» **RECORDS SUPPLIED**:
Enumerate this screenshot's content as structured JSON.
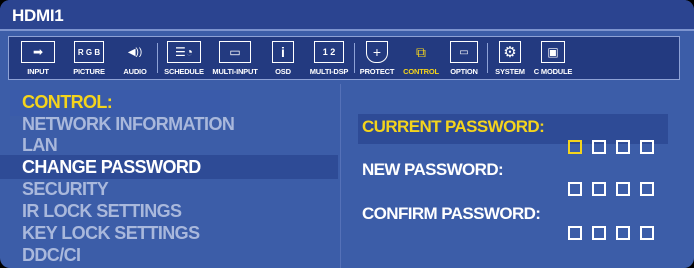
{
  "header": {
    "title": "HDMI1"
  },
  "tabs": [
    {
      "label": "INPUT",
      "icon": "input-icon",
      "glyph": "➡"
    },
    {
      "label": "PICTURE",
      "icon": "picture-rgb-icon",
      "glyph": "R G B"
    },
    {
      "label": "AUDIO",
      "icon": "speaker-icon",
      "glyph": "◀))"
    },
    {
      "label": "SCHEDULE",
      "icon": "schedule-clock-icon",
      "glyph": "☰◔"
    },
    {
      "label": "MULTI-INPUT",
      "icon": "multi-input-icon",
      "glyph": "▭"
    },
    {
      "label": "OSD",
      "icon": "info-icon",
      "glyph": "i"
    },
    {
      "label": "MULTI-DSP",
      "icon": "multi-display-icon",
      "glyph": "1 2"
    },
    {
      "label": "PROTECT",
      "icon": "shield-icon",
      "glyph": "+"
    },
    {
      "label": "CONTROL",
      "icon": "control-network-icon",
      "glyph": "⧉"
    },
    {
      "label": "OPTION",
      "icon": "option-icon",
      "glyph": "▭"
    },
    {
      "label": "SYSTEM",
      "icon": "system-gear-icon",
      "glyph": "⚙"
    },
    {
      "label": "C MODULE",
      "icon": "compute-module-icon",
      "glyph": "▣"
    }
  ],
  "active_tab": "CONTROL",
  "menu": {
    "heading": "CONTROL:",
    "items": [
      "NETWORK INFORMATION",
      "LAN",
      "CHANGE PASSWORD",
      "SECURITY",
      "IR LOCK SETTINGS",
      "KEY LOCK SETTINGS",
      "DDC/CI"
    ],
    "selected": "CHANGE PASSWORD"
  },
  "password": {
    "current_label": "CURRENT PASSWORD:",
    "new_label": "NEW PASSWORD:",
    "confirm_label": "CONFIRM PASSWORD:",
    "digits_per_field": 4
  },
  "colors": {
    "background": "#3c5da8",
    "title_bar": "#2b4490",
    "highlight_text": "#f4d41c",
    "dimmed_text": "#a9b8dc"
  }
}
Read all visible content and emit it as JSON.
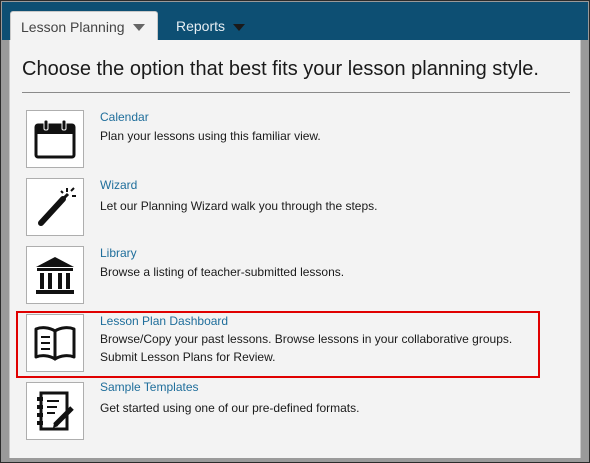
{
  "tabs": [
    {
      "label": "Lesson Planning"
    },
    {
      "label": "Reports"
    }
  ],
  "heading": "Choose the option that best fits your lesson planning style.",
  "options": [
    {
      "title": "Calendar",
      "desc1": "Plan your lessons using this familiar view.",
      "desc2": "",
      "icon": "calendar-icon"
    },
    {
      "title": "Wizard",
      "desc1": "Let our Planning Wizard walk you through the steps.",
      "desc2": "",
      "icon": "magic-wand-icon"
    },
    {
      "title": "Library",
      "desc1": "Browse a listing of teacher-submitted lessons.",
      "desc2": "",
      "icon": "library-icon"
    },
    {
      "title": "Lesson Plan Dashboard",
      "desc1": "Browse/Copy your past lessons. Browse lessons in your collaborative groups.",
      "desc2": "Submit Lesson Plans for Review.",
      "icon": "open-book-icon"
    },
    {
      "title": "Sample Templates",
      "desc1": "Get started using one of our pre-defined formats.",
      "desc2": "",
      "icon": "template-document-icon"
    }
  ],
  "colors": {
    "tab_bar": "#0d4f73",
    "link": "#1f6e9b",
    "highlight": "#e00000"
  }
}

» **REQUEST**:
Transcribe the whole listing, character for character, but not its images.

» **FULL OUTPUT**:
Enumerate this screenshot's content as structured JSON.
{
  "header": {
    "title": "HDMI1"
  },
  "tabs": [
    {
      "label": "INPUT",
      "icon": "input-icon",
      "glyph": "➡"
    },
    {
      "label": "PICTURE",
      "icon": "picture-rgb-icon",
      "glyph": "R G B"
    },
    {
      "label": "AUDIO",
      "icon": "speaker-icon",
      "glyph": "◀))"
    },
    {
      "label": "SCHEDULE",
      "icon": "schedule-clock-icon",
      "glyph": "☰◔"
    },
    {
      "label": "MULTI-INPUT",
      "icon": "multi-input-icon",
      "glyph": "▭"
    },
    {
      "label": "OSD",
      "icon": "info-icon",
      "glyph": "i"
    },
    {
      "label": "MULTI-DSP",
      "icon": "multi-display-icon",
      "glyph": "1 2"
    },
    {
      "label": "PROTECT",
      "icon": "shield-icon",
      "glyph": "+"
    },
    {
      "label": "CONTROL",
      "icon": "control-network-icon",
      "glyph": "⧉"
    },
    {
      "label": "OPTION",
      "icon": "option-icon",
      "glyph": "▭"
    },
    {
      "label": "SYSTEM",
      "icon": "system-gear-icon",
      "glyph": "⚙"
    },
    {
      "label": "C MODULE",
      "icon": "compute-module-icon",
      "glyph": "▣"
    }
  ],
  "active_tab": "CONTROL",
  "menu": {
    "heading": "CONTROL:",
    "items": [
      "NETWORK INFORMATION",
      "LAN",
      "CHANGE PASSWORD",
      "SECURITY",
      "IR LOCK SETTINGS",
      "KEY LOCK SETTINGS",
      "DDC/CI"
    ],
    "selected": "CHANGE PASSWORD"
  },
  "password": {
    "current_label": "CURRENT PASSWORD:",
    "new_label": "NEW PASSWORD:",
    "confirm_label": "CONFIRM PASSWORD:",
    "digits_per_field": 4
  },
  "colors": {
    "background": "#3c5da8",
    "title_bar": "#2b4490",
    "highlight_text": "#f4d41c",
    "dimmed_text": "#a9b8dc"
  }
}
Read all visible content and emit it as JSON.
{
  "tabs": [
    {
      "label": "Lesson Planning"
    },
    {
      "label": "Reports"
    }
  ],
  "heading": "Choose the option that best fits your lesson planning style.",
  "options": [
    {
      "title": "Calendar",
      "desc1": "Plan your lessons using this familiar view.",
      "desc2": "",
      "icon": "calendar-icon"
    },
    {
      "title": "Wizard",
      "desc1": "Let our Planning Wizard walk you through the steps.",
      "desc2": "",
      "icon": "magic-wand-icon"
    },
    {
      "title": "Library",
      "desc1": "Browse a listing of teacher-submitted lessons.",
      "desc2": "",
      "icon": "library-icon"
    },
    {
      "title": "Lesson Plan Dashboard",
      "desc1": "Browse/Copy your past lessons. Browse lessons in your collaborative groups.",
      "desc2": "Submit Lesson Plans for Review.",
      "icon": "open-book-icon"
    },
    {
      "title": "Sample Templates",
      "desc1": "Get started using one of our pre-defined formats.",
      "desc2": "",
      "icon": "template-document-icon"
    }
  ],
  "colors": {
    "tab_bar": "#0d4f73",
    "link": "#1f6e9b",
    "highlight": "#e00000"
  }
}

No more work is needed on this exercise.